### Task brief
Take the records underneath and set them down exactly.

Figure data in JSON
= = =
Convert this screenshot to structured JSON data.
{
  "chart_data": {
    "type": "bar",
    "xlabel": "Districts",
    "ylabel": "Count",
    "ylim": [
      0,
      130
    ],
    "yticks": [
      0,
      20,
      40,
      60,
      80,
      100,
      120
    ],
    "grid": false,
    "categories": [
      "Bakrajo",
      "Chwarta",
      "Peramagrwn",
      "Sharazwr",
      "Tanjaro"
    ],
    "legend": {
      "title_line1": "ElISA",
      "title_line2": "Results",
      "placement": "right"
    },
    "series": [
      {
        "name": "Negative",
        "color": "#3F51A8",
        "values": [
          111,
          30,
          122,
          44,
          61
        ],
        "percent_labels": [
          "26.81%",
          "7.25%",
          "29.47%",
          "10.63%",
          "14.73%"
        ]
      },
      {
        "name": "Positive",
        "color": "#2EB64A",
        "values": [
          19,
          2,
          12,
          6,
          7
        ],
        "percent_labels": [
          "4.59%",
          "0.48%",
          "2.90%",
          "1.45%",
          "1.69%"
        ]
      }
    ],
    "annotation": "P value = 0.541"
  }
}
= = =
### Reply to the exercise
Convert this screenshot to structured JSON data.
{
  "chart_data": {
    "type": "bar",
    "xlabel": "Districts",
    "ylabel": "Count",
    "ylim": [
      0,
      130
    ],
    "yticks": [
      0,
      20,
      40,
      60,
      80,
      100,
      120
    ],
    "grid": false,
    "categories": [
      "Bakrajo",
      "Chwarta",
      "Peramagrwn",
      "Sharazwr",
      "Tanjaro"
    ],
    "legend": {
      "title_line1": "ElISA",
      "title_line2": "Results",
      "placement": "right"
    },
    "series": [
      {
        "name": "Negative",
        "color": "#3F51A8",
        "values": [
          111,
          30,
          122,
          44,
          61
        ],
        "percent_labels": [
          "26.81%",
          "7.25%",
          "29.47%",
          "10.63%",
          "14.73%"
        ]
      },
      {
        "name": "Positive",
        "color": "#2EB64A",
        "values": [
          19,
          2,
          12,
          6,
          7
        ],
        "percent_labels": [
          "4.59%",
          "0.48%",
          "2.90%",
          "1.45%",
          "1.69%"
        ]
      }
    ],
    "annotation": "P value = 0.541"
  }
}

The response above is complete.